** start Data supplied **

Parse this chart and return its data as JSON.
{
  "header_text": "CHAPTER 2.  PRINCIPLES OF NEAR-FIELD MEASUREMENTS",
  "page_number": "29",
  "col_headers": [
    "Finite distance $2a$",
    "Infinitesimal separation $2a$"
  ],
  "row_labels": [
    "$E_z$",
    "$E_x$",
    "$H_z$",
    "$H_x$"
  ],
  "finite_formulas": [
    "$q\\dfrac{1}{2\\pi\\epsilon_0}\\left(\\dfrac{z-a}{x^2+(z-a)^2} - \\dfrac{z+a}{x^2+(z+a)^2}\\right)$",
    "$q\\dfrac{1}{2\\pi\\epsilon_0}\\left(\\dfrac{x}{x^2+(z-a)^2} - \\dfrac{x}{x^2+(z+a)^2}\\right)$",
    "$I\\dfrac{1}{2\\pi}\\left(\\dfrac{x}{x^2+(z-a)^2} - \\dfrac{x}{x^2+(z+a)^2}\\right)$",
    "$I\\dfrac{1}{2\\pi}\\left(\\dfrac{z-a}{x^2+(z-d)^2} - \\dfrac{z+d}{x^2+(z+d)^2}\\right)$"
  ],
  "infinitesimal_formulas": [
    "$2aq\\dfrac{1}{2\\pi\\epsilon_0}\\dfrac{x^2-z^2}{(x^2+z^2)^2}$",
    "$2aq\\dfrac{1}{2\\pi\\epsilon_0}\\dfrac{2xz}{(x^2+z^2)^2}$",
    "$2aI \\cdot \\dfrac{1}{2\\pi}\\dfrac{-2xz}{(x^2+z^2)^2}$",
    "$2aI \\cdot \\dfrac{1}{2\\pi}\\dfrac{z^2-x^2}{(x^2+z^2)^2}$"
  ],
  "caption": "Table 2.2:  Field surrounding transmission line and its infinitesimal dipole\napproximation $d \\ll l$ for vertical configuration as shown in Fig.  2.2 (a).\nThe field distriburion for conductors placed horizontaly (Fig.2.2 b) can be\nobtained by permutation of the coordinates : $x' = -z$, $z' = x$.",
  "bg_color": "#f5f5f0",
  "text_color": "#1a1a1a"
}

** end Data supplied **

Go through the entries and repeat each one exactly.

## Response to the task
Parse this chart and return its data as JSON.
{
  "header_text": "CHAPTER 2.  PRINCIPLES OF NEAR-FIELD MEASUREMENTS",
  "page_number": "29",
  "col_headers": [
    "Finite distance $2a$",
    "Infinitesimal separation $2a$"
  ],
  "row_labels": [
    "$E_z$",
    "$E_x$",
    "$H_z$",
    "$H_x$"
  ],
  "finite_formulas": [
    "$q\\dfrac{1}{2\\pi\\epsilon_0}\\left(\\dfrac{z-a}{x^2+(z-a)^2} - \\dfrac{z+a}{x^2+(z+a)^2}\\right)$",
    "$q\\dfrac{1}{2\\pi\\epsilon_0}\\left(\\dfrac{x}{x^2+(z-a)^2} - \\dfrac{x}{x^2+(z+a)^2}\\right)$",
    "$I\\dfrac{1}{2\\pi}\\left(\\dfrac{x}{x^2+(z-a)^2} - \\dfrac{x}{x^2+(z+a)^2}\\right)$",
    "$I\\dfrac{1}{2\\pi}\\left(\\dfrac{z-a}{x^2+(z-d)^2} - \\dfrac{z+d}{x^2+(z+d)^2}\\right)$"
  ],
  "infinitesimal_formulas": [
    "$2aq\\dfrac{1}{2\\pi\\epsilon_0}\\dfrac{x^2-z^2}{(x^2+z^2)^2}$",
    "$2aq\\dfrac{1}{2\\pi\\epsilon_0}\\dfrac{2xz}{(x^2+z^2)^2}$",
    "$2aI \\cdot \\dfrac{1}{2\\pi}\\dfrac{-2xz}{(x^2+z^2)^2}$",
    "$2aI \\cdot \\dfrac{1}{2\\pi}\\dfrac{z^2-x^2}{(x^2+z^2)^2}$"
  ],
  "caption": "Table 2.2:  Field surrounding transmission line and its infinitesimal dipole\napproximation $d \\ll l$ for vertical configuration as shown in Fig.  2.2 (a).\nThe field distriburion for conductors placed horizontaly (Fig.2.2 b) can be\nobtained by permutation of the coordinates : $x' = -z$, $z' = x$.",
  "bg_color": "#f5f5f0",
  "text_color": "#1a1a1a"
}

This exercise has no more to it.